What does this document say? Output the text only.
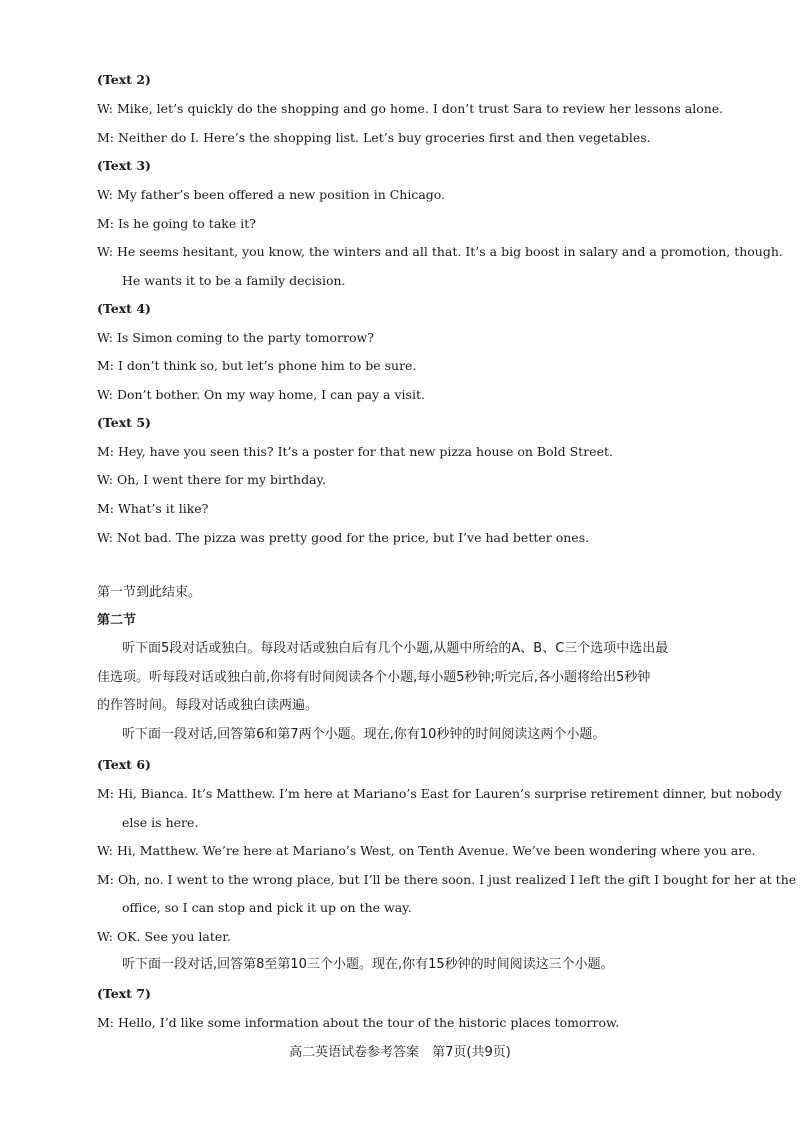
(Text 2)

W: Mike, let’s quickly do the shopping and go home. I don’t trust Sara to review her lessons alone.

M: Neither do I. Here’s the shopping list. Let’s buy groceries first and then vegetables.

(Text 3)

W: My father’s been offered a new position in Chicago.

M: Is he going to take it?

W: He seems hesitant, you know, the winters and all that. It’s a big boost in salary and a promotion, though.

He wants it to be a family decision.

(Text 4)

W: Is Simon coming to the party tomorrow?

M: I don’t think so, but let’s phone him to be sure.

W: Don’t bother. On my way home, I can pay a visit.

(Text 5)

M: Hey, have you seen this? It’s a poster for that new pizza house on Bold Street.

W: Oh, I went there for my birthday.

M: What’s it like?

W: Not bad. The pizza was pretty good for the price, but I’ve had better ones.

第一节到此结束。

第二节

听下面5段对话或独白。每段对话或独白后有几个小题,从题中所给的A、B、C三个选项中选出最

佳选项。听每段对话或独白前,你将有时间阅读各个小题,每小题5秒钟;听完后,各小题将给出5秒钟

的作答时间。每段对话或独白读两遍。

听下面一段对话,回答第6和第7两个小题。现在,你有10秒钟的时间阅读这两个小题。

(Text 6)

M: Hi, Bianca. It’s Matthew. I’m here at Mariano’s East for Lauren’s surprise retirement dinner, but nobody

else is here.

W: Hi, Matthew. We’re here at Mariano’s West, on Tenth Avenue. We’ve been wondering where you are.

M: Oh, no. I went to the wrong place, but I’ll be there soon. I just realized I left the gift I bought for her at the

office, so I can stop and pick it up on the way.

W: OK. See you later.

听下面一段对话,回答第8至第10三个小题。现在,你有15秒钟的时间阅读这三个小题。

(Text 7)

M: Hello, I’d like some information about the tour of the historic places tomorrow.

高二英语试卷参考答案　第7页(共9页)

Requirements:
Take every line above carrying "there" and return it.

Output for this exercise:
W: Oh, I went there for my birthday.
M: Oh, no. I went to the wrong place, but I’ll be there soon. I just realized I left the gift I bought for her at the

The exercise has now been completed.